What is expected: Look through the lines and report how many include the word "кризиса", giving nothing but the number.

Collected data
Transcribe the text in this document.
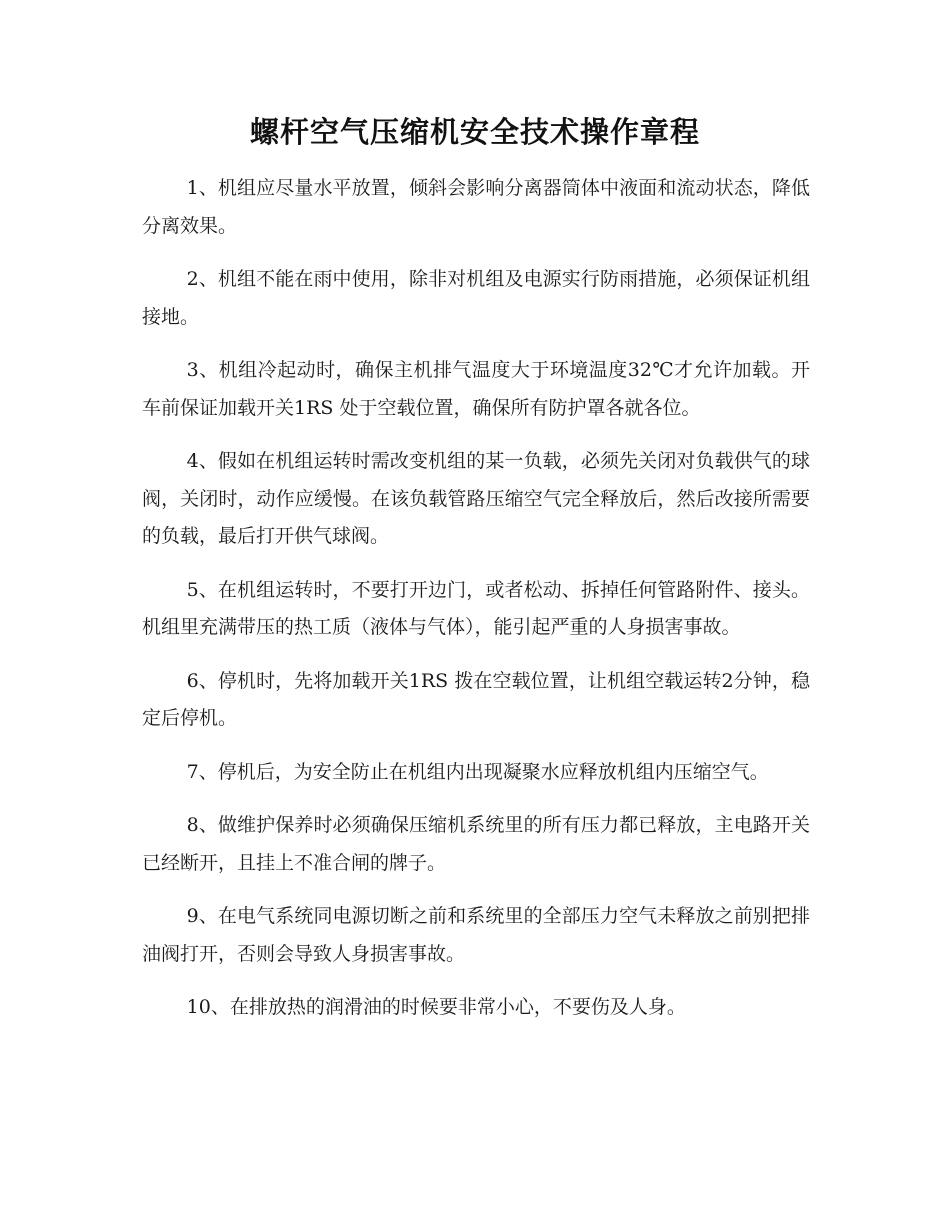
螺杆空气压缩机安全技术操作章程

1、机组应尽量水平放置，倾斜会影响分离器筒体中液面和流动状态，降低分离效果。

2、机组不能在雨中使用，除非对机组及电源实行防雨措施，必须保证机组接地。

3、机组冷起动时，确保主机排气温度大于环境温度32℃才允许加载。开车前保证加载开关1RS 处于空载位置，确保所有防护罩各就各位。

4、假如在机组运转时需改变机组的某一负载，必须先关闭对负载供气的球阀，关闭时，动作应缓慢。在该负载管路压缩空气完全释放后，然后改接所需要的负载，最后打开供气球阀。

5、在机组运转时，不要打开边门，或者松动、拆掉任何管路附件、接头。机组里充满带压的热工质（液体与气体），能引起严重的人身损害事故。

6、停机时，先将加载开关1RS 拨在空载位置，让机组空载运转2分钟，稳定后停机。

7、停机后，为安全防止在机组内出现凝聚水应释放机组内压缩空气。

8、做维护保养时必须确保压缩机系统里的所有压力都已释放，主电路开关已经断开，且挂上不准合闸的牌子。

9、在电气系统同电源切断之前和系统里的全部压力空气未释放之前别把排油阀打开，否则会导致人身损害事故。

10、在排放热的润滑油的时候要非常小心，不要伤及人身。
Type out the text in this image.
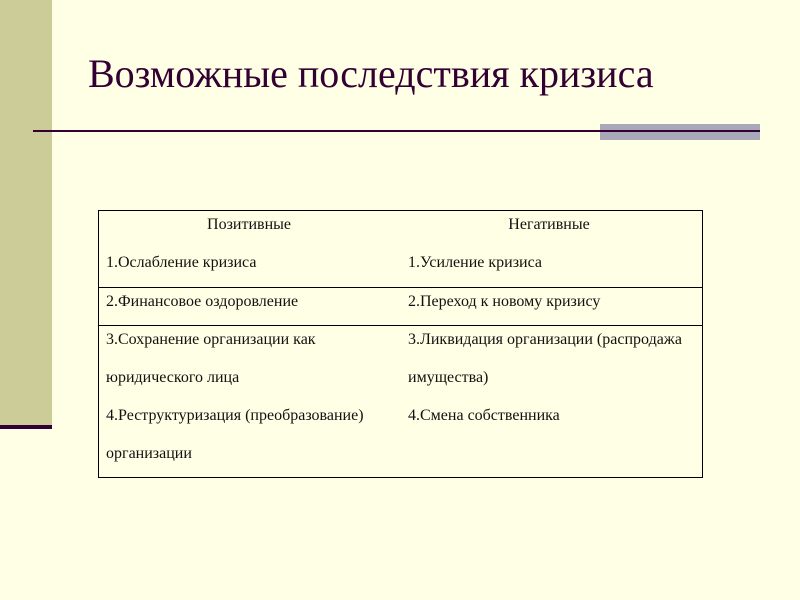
Возможные последствия кризиса
Позитивные
1.Ослабление кризиса
Негативные
1.Усиление кризиса
2.Финансовое оздоровление	2.Переход к новому кризису
3.Сохранение организации как
юридического лица
4.Реструктуризация (преобразование)
организации
3.Ликвидация организации (распродажа
имущества)
4.Смена собственника
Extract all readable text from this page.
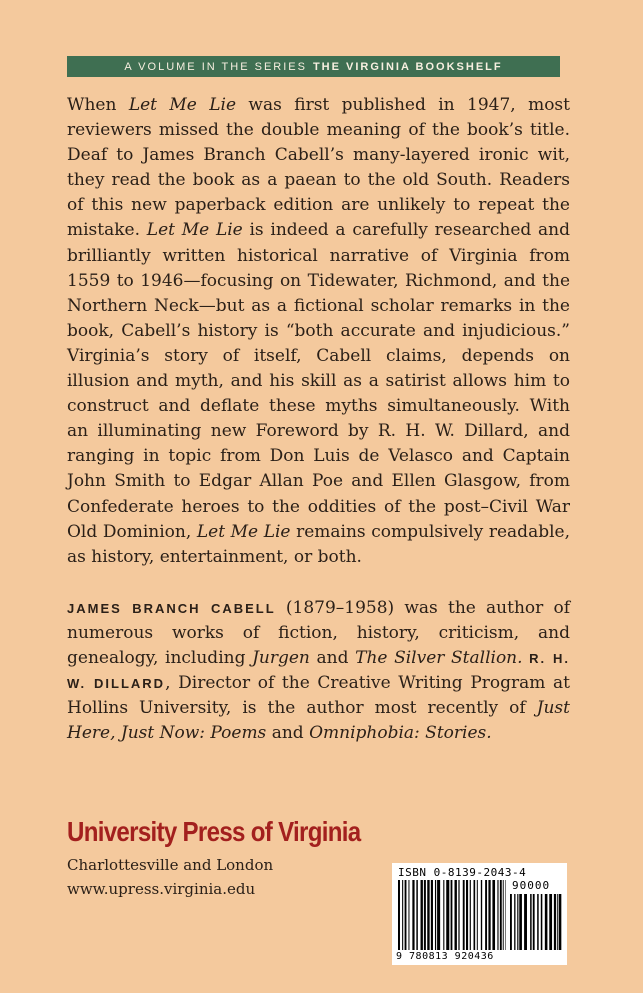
A VOLUME IN THE SERIES THE VIRGINIA BOOKSHELF

When Let Me Lie was first published in 1947, most reviewers missed the double meaning of the book’s title. Deaf to James Branch Cabell’s many-layered ironic wit, they read the book as a paean to the old South. Readers of this new paperback edition are unlikely to repeat the mistake. Let Me Lie is indeed a carefully researched and brilliantly written historical narrative of Virginia from 1559 to 1946—focusing on Tidewater, Richmond, and the Northern Neck—but as a fictional scholar remarks in the book, Cabell’s history is “both accurate and injudicious.” Virginia’s story of itself, Cabell claims, depends on illusion and myth, and his skill as a satirist allows him to construct and deflate these myths simultaneously. With an illuminating new Foreword by R. H. W. Dillard, and ranging in topic from Don Luis de Velasco and Captain John Smith to Edgar Allan Poe and Ellen Glasgow, from Confederate heroes to the oddities of the post–Civil War Old Dominion, Let Me Lie remains compulsively readable, as history, entertainment, or both.

JAMES BRANCH CABELL (1879–1958) was the author of numerous works of fiction, history, criticism, and genealogy, including Jurgen and The Silver Stallion. R. H. W. DILLARD, Director of the Creative Writing Program at Hollins University, is the author most recently of Just Here, Just Now: Poems and Omniphobia: Stories.

University Press of Virginia
Charlottesville and London
www.upress.virginia.edu
ISBN 0-8139-2043-4
90000
9 780813 920436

Answer to this task: 3